START
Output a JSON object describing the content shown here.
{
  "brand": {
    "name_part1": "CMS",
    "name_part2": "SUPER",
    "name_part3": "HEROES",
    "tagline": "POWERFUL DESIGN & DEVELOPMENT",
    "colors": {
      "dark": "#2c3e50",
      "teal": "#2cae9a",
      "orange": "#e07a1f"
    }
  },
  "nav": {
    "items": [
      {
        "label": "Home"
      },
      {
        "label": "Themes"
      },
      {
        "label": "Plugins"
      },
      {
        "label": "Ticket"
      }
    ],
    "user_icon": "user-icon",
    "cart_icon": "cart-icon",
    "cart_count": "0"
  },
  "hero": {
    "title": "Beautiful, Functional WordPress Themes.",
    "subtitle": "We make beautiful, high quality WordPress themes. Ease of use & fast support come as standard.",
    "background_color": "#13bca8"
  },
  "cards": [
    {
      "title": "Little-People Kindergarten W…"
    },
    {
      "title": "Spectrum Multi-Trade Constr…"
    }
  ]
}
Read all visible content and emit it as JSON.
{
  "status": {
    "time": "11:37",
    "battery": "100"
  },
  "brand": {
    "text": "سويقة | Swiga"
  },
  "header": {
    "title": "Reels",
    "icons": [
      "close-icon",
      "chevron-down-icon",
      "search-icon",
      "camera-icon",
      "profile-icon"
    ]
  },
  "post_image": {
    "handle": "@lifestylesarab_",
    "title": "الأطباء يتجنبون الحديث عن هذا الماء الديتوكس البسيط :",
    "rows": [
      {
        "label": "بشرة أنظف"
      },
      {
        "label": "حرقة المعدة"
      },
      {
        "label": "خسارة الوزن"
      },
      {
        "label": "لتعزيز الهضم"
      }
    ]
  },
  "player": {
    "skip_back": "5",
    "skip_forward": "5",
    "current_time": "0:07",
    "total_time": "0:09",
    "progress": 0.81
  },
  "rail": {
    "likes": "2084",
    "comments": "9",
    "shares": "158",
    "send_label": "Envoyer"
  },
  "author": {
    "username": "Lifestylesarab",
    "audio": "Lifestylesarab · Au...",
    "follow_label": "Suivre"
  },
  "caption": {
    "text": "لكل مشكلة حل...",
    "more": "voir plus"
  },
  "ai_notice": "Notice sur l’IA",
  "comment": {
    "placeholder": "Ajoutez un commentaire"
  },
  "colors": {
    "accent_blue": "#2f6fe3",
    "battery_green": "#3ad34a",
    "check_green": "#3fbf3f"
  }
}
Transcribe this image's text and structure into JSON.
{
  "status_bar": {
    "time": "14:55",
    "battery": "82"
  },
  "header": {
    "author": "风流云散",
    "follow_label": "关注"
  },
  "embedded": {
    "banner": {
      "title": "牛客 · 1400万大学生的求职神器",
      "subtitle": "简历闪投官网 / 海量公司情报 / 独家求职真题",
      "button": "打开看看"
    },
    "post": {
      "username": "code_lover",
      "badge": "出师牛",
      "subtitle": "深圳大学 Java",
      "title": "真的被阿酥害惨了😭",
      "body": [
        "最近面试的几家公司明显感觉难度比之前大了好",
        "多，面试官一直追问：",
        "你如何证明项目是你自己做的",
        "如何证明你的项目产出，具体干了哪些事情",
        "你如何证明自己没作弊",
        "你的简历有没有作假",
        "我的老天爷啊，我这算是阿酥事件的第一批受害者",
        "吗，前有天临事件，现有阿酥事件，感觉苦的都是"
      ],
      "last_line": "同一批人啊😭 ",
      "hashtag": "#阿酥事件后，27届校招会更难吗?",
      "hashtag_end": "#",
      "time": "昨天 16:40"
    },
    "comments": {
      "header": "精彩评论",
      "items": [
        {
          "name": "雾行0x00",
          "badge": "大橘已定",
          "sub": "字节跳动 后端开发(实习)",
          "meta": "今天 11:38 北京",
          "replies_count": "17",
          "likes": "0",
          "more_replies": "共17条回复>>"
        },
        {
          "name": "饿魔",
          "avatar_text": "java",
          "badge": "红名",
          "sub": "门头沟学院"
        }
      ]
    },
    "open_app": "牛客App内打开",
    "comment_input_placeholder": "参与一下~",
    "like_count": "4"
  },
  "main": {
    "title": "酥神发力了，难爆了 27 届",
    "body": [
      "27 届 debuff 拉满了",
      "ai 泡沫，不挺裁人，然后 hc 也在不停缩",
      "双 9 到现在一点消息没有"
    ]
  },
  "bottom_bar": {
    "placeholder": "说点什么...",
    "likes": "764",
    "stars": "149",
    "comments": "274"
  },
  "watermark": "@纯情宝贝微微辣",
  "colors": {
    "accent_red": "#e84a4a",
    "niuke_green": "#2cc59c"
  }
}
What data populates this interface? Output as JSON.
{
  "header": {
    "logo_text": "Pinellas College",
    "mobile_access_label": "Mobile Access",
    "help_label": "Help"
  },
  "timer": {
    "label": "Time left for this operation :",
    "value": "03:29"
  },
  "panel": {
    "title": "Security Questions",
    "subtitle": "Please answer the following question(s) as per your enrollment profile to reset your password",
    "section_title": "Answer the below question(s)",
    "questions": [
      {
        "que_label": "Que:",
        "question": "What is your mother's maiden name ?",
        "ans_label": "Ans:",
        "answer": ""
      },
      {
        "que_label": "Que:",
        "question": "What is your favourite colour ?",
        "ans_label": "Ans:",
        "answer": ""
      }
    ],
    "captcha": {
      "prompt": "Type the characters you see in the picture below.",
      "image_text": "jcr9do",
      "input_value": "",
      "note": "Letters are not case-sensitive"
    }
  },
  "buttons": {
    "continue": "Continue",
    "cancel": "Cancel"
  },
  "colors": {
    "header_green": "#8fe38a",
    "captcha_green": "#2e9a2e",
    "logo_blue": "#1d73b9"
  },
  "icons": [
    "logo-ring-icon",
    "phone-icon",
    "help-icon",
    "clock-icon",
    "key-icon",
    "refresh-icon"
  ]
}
END
Exact output of every entry is required.

◆ **Response to the task**
Output a JSON object describing the content shown here.
{
  "brand": {
    "name_part1": "CMS",
    "name_part2": "SUPER",
    "name_part3": "HEROES",
    "tagline": "POWERFUL DESIGN & DEVELOPMENT",
    "colors": {
      "dark": "#2c3e50",
      "teal": "#2cae9a",
      "orange": "#e07a1f"
    }
  },
  "nav": {
    "items": [
      {
        "label": "Home"
      },
      {
        "label": "Themes"
      },
      {
        "label": "Plugins"
      },
      {
        "label": "Ticket"
      }
    ],
    "user_icon": "user-icon",
    "cart_icon": "cart-icon",
    "cart_count": "0"
  },
  "hero": {
    "title": "Beautiful, Functional WordPress Themes.",
    "subtitle": "We make beautiful, high quality WordPress themes. Ease of use & fast support come as standard.",
    "background_color": "#13bca8"
  },
  "cards": [
    {
      "title": "Little-People Kindergarten W…"
    },
    {
      "title": "Spectrum Multi-Trade Constr…"
    }
  ]
}
Read all visible content and emit it as JSON.
{
  "status": {
    "time": "11:37",
    "battery": "100"
  },
  "brand": {
    "text": "سويقة | Swiga"
  },
  "header": {
    "title": "Reels",
    "icons": [
      "close-icon",
      "chevron-down-icon",
      "search-icon",
      "camera-icon",
      "profile-icon"
    ]
  },
  "post_image": {
    "handle": "@lifestylesarab_",
    "title": "الأطباء يتجنبون الحديث عن هذا الماء الديتوكس البسيط :",
    "rows": [
      {
        "label": "بشرة أنظف"
      },
      {
        "label": "حرقة المعدة"
      },
      {
        "label": "خسارة الوزن"
      },
      {
        "label": "لتعزيز الهضم"
      }
    ]
  },
  "player": {
    "skip_back": "5",
    "skip_forward": "5",
    "current_time": "0:07",
    "total_time": "0:09",
    "progress": 0.81
  },
  "rail": {
    "likes": "2084",
    "comments": "9",
    "shares": "158",
    "send_label": "Envoyer"
  },
  "author": {
    "username": "Lifestylesarab",
    "audio": "Lifestylesarab · Au...",
    "follow_label": "Suivre"
  },
  "caption": {
    "text": "لكل مشكلة حل...",
    "more": "voir plus"
  },
  "ai_notice": "Notice sur l’IA",
  "comment": {
    "placeholder": "Ajoutez un commentaire"
  },
  "colors": {
    "accent_blue": "#2f6fe3",
    "battery_green": "#3ad34a",
    "check_green": "#3fbf3f"
  }
}
Transcribe this image's text and structure into JSON.
{
  "status_bar": {
    "time": "14:55",
    "battery": "82"
  },
  "header": {
    "author": "风流云散",
    "follow_label": "关注"
  },
  "embedded": {
    "banner": {
      "title": "牛客 · 1400万大学生的求职神器",
      "subtitle": "简历闪投官网 / 海量公司情报 / 独家求职真题",
      "button": "打开看看"
    },
    "post": {
      "username": "code_lover",
      "badge": "出师牛",
      "subtitle": "深圳大学 Java",
      "title": "真的被阿酥害惨了😭",
      "body": [
        "最近面试的几家公司明显感觉难度比之前大了好",
        "多，面试官一直追问：",
        "你如何证明项目是你自己做的",
        "如何证明你的项目产出，具体干了哪些事情",
        "你如何证明自己没作弊",
        "你的简历有没有作假",
        "我的老天爷啊，我这算是阿酥事件的第一批受害者",
        "吗，前有天临事件，现有阿酥事件，感觉苦的都是"
      ],
      "last_line": "同一批人啊😭 ",
      "hashtag": "#阿酥事件后，27届校招会更难吗?",
      "hashtag_end": "#",
      "time": "昨天 16:40"
    },
    "comments": {
      "header": "精彩评论",
      "items": [
        {
          "name": "雾行0x00",
          "badge": "大橘已定",
          "sub": "字节跳动 后端开发(实习)",
          "meta": "今天 11:38 北京",
          "replies_count": "17",
          "likes": "0",
          "more_replies": "共17条回复>>"
        },
        {
          "name": "饿魔",
          "avatar_text": "java",
          "badge": "红名",
          "sub": "门头沟学院"
        }
      ]
    },
    "open_app": "牛客App内打开",
    "comment_input_placeholder": "参与一下~",
    "like_count": "4"
  },
  "main": {
    "title": "酥神发力了，难爆了 27 届",
    "body": [
      "27 届 debuff 拉满了",
      "ai 泡沫，不挺裁人，然后 hc 也在不停缩",
      "双 9 到现在一点消息没有"
    ]
  },
  "bottom_bar": {
    "placeholder": "说点什么...",
    "likes": "764",
    "stars": "149",
    "comments": "274"
  },
  "watermark": "@纯情宝贝微微辣",
  "colors": {
    "accent_red": "#e84a4a",
    "niuke_green": "#2cc59c"
  }
}
What data populates this interface? Output as JSON.
{
  "header": {
    "logo_text": "Pinellas College",
    "mobile_access_label": "Mobile Access",
    "help_label": "Help"
  },
  "timer": {
    "label": "Time left for this operation :",
    "value": "03:29"
  },
  "panel": {
    "title": "Security Questions",
    "subtitle": "Please answer the following question(s) as per your enrollment profile to reset your password",
    "section_title": "Answer the below question(s)",
    "questions": [
      {
        "que_label": "Que:",
        "question": "What is your mother's maiden name ?",
        "ans_label": "Ans:",
        "answer": ""
      },
      {
        "que_label": "Que:",
        "question": "What is your favourite colour ?",
        "ans_label": "Ans:",
        "answer": ""
      }
    ],
    "captcha": {
      "prompt": "Type the characters you see in the picture below.",
      "image_text": "jcr9do",
      "input_value": "",
      "note": "Letters are not case-sensitive"
    }
  },
  "buttons": {
    "continue": "Continue",
    "cancel": "Cancel"
  },
  "colors": {
    "header_green": "#8fe38a",
    "captcha_green": "#2e9a2e",
    "logo_blue": "#1d73b9"
  },
  "icons": [
    "logo-ring-icon",
    "phone-icon",
    "help-icon",
    "clock-icon",
    "key-icon",
    "refresh-icon"
  ]
}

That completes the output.